[Extracted records]
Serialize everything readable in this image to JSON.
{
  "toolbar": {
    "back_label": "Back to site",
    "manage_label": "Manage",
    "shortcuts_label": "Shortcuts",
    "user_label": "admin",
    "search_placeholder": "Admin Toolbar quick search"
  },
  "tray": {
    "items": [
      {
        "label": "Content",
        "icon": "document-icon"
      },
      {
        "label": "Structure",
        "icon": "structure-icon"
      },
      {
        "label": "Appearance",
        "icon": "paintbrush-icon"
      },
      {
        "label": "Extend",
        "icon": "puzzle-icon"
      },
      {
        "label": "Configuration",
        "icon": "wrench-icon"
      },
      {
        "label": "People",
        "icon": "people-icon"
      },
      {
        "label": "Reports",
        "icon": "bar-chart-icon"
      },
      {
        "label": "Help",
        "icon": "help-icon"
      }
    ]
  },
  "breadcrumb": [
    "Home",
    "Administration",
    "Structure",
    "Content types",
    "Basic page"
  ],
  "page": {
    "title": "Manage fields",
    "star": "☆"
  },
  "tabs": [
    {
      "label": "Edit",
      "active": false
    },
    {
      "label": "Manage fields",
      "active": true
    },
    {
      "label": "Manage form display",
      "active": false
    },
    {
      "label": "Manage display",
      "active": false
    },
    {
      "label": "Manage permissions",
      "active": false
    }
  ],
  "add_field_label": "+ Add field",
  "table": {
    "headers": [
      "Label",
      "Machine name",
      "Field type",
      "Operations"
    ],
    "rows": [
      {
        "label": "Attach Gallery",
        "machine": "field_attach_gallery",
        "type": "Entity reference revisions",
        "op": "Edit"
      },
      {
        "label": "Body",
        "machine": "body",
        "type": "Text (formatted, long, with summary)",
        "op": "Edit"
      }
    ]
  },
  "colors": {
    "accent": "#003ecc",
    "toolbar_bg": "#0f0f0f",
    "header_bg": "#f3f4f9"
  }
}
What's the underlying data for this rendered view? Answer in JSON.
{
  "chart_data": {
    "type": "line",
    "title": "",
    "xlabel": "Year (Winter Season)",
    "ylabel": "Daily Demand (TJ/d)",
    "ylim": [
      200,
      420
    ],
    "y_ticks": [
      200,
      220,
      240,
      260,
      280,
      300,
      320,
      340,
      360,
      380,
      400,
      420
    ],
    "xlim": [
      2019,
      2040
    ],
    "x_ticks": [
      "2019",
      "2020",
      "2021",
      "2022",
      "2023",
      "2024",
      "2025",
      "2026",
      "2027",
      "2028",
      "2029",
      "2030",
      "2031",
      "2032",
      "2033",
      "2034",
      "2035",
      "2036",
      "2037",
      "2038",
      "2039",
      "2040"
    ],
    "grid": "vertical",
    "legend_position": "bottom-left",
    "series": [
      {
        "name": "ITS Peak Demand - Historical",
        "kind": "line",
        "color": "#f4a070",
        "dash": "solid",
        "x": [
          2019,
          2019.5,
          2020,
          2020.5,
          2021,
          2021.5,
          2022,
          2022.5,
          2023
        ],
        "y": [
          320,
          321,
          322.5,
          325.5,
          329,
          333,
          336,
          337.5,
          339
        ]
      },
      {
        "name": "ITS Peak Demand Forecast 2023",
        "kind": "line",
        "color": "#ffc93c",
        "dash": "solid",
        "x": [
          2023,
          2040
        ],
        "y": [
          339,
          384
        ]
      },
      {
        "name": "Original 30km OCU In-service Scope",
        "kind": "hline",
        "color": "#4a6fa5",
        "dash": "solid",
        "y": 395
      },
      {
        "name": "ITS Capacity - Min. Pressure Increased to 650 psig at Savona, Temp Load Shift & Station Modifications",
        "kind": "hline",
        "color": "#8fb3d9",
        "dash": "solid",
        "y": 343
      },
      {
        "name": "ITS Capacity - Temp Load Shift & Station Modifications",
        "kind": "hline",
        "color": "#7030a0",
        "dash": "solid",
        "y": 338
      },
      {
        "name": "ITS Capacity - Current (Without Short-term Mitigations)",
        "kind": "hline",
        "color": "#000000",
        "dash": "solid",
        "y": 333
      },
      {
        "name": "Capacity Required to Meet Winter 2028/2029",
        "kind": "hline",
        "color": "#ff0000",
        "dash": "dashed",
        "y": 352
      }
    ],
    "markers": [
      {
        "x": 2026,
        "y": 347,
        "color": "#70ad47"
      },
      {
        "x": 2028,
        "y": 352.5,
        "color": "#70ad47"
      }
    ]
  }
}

[Given problem] Write out all of the records above exactly as they appear.

[Expected output]
Serialize everything readable in this image to JSON.
{
  "toolbar": {
    "back_label": "Back to site",
    "manage_label": "Manage",
    "shortcuts_label": "Shortcuts",
    "user_label": "admin",
    "search_placeholder": "Admin Toolbar quick search"
  },
  "tray": {
    "items": [
      {
        "label": "Content",
        "icon": "document-icon"
      },
      {
        "label": "Structure",
        "icon": "structure-icon"
      },
      {
        "label": "Appearance",
        "icon": "paintbrush-icon"
      },
      {
        "label": "Extend",
        "icon": "puzzle-icon"
      },
      {
        "label": "Configuration",
        "icon": "wrench-icon"
      },
      {
        "label": "People",
        "icon": "people-icon"
      },
      {
        "label": "Reports",
        "icon": "bar-chart-icon"
      },
      {
        "label": "Help",
        "icon": "help-icon"
      }
    ]
  },
  "breadcrumb": [
    "Home",
    "Administration",
    "Structure",
    "Content types",
    "Basic page"
  ],
  "page": {
    "title": "Manage fields",
    "star": "☆"
  },
  "tabs": [
    {
      "label": "Edit",
      "active": false
    },
    {
      "label": "Manage fields",
      "active": true
    },
    {
      "label": "Manage form display",
      "active": false
    },
    {
      "label": "Manage display",
      "active": false
    },
    {
      "label": "Manage permissions",
      "active": false
    }
  ],
  "add_field_label": "+ Add field",
  "table": {
    "headers": [
      "Label",
      "Machine name",
      "Field type",
      "Operations"
    ],
    "rows": [
      {
        "label": "Attach Gallery",
        "machine": "field_attach_gallery",
        "type": "Entity reference revisions",
        "op": "Edit"
      },
      {
        "label": "Body",
        "machine": "body",
        "type": "Text (formatted, long, with summary)",
        "op": "Edit"
      }
    ]
  },
  "colors": {
    "accent": "#003ecc",
    "toolbar_bg": "#0f0f0f",
    "header_bg": "#f3f4f9"
  }
}
What's the underlying data for this rendered view? Answer in JSON.
{
  "chart_data": {
    "type": "line",
    "title": "",
    "xlabel": "Year (Winter Season)",
    "ylabel": "Daily Demand (TJ/d)",
    "ylim": [
      200,
      420
    ],
    "y_ticks": [
      200,
      220,
      240,
      260,
      280,
      300,
      320,
      340,
      360,
      380,
      400,
      420
    ],
    "xlim": [
      2019,
      2040
    ],
    "x_ticks": [
      "2019",
      "2020",
      "2021",
      "2022",
      "2023",
      "2024",
      "2025",
      "2026",
      "2027",
      "2028",
      "2029",
      "2030",
      "2031",
      "2032",
      "2033",
      "2034",
      "2035",
      "2036",
      "2037",
      "2038",
      "2039",
      "2040"
    ],
    "grid": "vertical",
    "legend_position": "bottom-left",
    "series": [
      {
        "name": "ITS Peak Demand - Historical",
        "kind": "line",
        "color": "#f4a070",
        "dash": "solid",
        "x": [
          2019,
          2019.5,
          2020,
          2020.5,
          2021,
          2021.5,
          2022,
          2022.5,
          2023
        ],
        "y": [
          320,
          321,
          322.5,
          325.5,
          329,
          333,
          336,
          337.5,
          339
        ]
      },
      {
        "name": "ITS Peak Demand Forecast 2023",
        "kind": "line",
        "color": "#ffc93c",
        "dash": "solid",
        "x": [
          2023,
          2040
        ],
        "y": [
          339,
          384
        ]
      },
      {
        "name": "Original 30km OCU In-service Scope",
        "kind": "hline",
        "color": "#4a6fa5",
        "dash": "solid",
        "y": 395
      },
      {
        "name": "ITS Capacity - Min. Pressure Increased to 650 psig at Savona, Temp Load Shift & Station Modifications",
        "kind": "hline",
        "color": "#8fb3d9",
        "dash": "solid",
        "y": 343
      },
      {
        "name": "ITS Capacity - Temp Load Shift & Station Modifications",
        "kind": "hline",
        "color": "#7030a0",
        "dash": "solid",
        "y": 338
      },
      {
        "name": "ITS Capacity - Current (Without Short-term Mitigations)",
        "kind": "hline",
        "color": "#000000",
        "dash": "solid",
        "y": 333
      },
      {
        "name": "Capacity Required to Meet Winter 2028/2029",
        "kind": "hline",
        "color": "#ff0000",
        "dash": "dashed",
        "y": 352
      }
    ],
    "markers": [
      {
        "x": 2026,
        "y": 347,
        "color": "#70ad47"
      },
      {
        "x": 2028,
        "y": 352.5,
        "color": "#70ad47"
      }
    ]
  }
}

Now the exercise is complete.